**TRECHO APRESENTADO**

Aconteceu em 1995, quando, na então 2ª Junta de Conciliação e Julgamento de São José, o juiz Alexandre Luiz Ramos, hoje ministro do Tribunal Superior do Trabalho (TST), reconheceu que a dispensa de um assistente técnico da Eletrosul havia ocorrido por motivos raciais.

A sentença determinou a reintegração imediata do trabalhador ao antigo posto e acabou se tornando um marco jurídico: o primeiro processo no Brasil envolvendo denúncia de racismo a chegar ao TST.
 

Chefe quis “clarear departamento”


Vicente Francisco do Espírito Santo, parte autora, havia sido admitido em 1º de janeiro de 1975 e dispensado sem justa causa em 1992, após 17 anos de serviço. No processo na Justiça do Trabalho, testemunhas relataram que o superior hierárquico, ao saber que o trabalhador buscava explicações para a demissão, teria dito: “O que este crioulo quer, agora que conseguimos clarear o departamento?”.

O relato foi decisivo para o juiz concluir que a Eletrosul, na época uma empresa pública, havia praticado ato discriminatório vedado pela Constituição Federal.
 

Sentença


Na sentença assinada em janeiro de 1995, Alexandre Ramos observou que o racismo “corrói silenciosamente o tecido social” e que a demissão, embora formalmente sem justa causa, reproduzia um padrão histórico de exclusão racial.

Ramos também observou que, muitas vezes, o racismo se manifesta de forma velada. “Alguém pode ser extremamente racista e não expressar verbalmente tal sentimento. O racismo silencioso é o mais devastador e perverso. Um olhar, um gesto, uma expressão facial podem revelar aquilo que nenhuma palavra conseguiria exprimir. Mas como provar que um olhar é racista?”, questionou o magistrado.

**MATERIAL FORNECIDO**
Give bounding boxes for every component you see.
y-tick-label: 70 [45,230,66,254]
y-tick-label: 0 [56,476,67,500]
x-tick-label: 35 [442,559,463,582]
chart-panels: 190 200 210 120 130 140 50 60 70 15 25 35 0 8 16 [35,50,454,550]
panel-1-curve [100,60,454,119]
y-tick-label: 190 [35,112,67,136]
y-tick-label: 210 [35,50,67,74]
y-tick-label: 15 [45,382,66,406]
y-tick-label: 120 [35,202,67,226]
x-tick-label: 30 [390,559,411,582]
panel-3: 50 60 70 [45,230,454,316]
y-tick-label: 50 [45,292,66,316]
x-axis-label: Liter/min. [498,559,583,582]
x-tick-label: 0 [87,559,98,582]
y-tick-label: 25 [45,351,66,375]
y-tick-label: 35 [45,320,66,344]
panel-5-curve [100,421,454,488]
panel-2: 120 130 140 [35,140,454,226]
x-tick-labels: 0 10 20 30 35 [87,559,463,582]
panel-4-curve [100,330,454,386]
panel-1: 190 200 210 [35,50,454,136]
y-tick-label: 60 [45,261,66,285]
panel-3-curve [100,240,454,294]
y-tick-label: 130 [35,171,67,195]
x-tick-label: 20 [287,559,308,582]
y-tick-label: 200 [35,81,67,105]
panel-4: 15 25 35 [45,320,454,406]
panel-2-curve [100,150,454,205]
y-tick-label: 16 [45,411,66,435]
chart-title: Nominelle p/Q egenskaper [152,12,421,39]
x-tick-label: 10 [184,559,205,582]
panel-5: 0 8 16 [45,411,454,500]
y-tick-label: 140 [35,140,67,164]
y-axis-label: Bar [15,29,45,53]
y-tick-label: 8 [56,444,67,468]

**QUESTÕES A RESOLVER**
A – No trecho sobre o caso de racismo na Eletrosul, reescreva de forma mais concisa o parágrafo iniciado por “Vicente Francisco do Espírito Santo, parte autora”, preservando seus fatos principais.
B – Transcreva literalmente os registros, do início até a linha que contém "panel-4: 15 25 35 [45,320,454,406]", incluindo esta última.

**SOLUÇÕES POR TAREFA**
A – Vicente Francisco do Espírito Santo, autor da ação, foi admitido em 1º de janeiro de 1975 e dispensado sem justa causa em 1992, após 17 anos de serviço. Segundo testemunhas, o superior hierárquico, ao saber que ele buscava explicações para a demissão, teria dito: “O que este crioulo quer, agora que conseguimos clarear o departamento?”.

B –
Give bounding boxes for every component you see.
y-tick-label: 70 [45,230,66,254]
y-tick-label: 0 [56,476,67,500]
x-tick-label: 35 [442,559,463,582]
chart-panels: 190 200 210 120 130 140 50 60 70 15 25 35 0 8 16 [35,50,454,550]
panel-1-curve [100,60,454,119]
y-tick-label: 190 [35,112,67,136]
y-tick-label: 210 [35,50,67,74]
y-tick-label: 15 [45,382,66,406]
y-tick-label: 120 [35,202,67,226]
x-tick-label: 30 [390,559,411,582]
panel-3: 50 60 70 [45,230,454,316]
y-tick-label: 50 [45,292,66,316]
x-axis-label: Liter/min. [498,559,583,582]
x-tick-label: 0 [87,559,98,582]
y-tick-label: 25 [45,351,66,375]
y-tick-label: 35 [45,320,66,344]
panel-5-curve [100,421,454,488]
panel-2: 120 130 140 [35,140,454,226]
x-tick-labels: 0 10 20 30 35 [87,559,463,582]
panel-4-curve [100,330,454,386]
panel-1: 190 200 210 [35,50,454,136]
y-tick-label: 60 [45,261,66,285]
panel-3-curve [100,240,454,294]
y-tick-label: 130 [35,171,67,195]
x-tick-label: 20 [287,559,308,582]
y-tick-label: 200 [35,81,67,105]
panel-4: 15 25 35 [45,320,454,406]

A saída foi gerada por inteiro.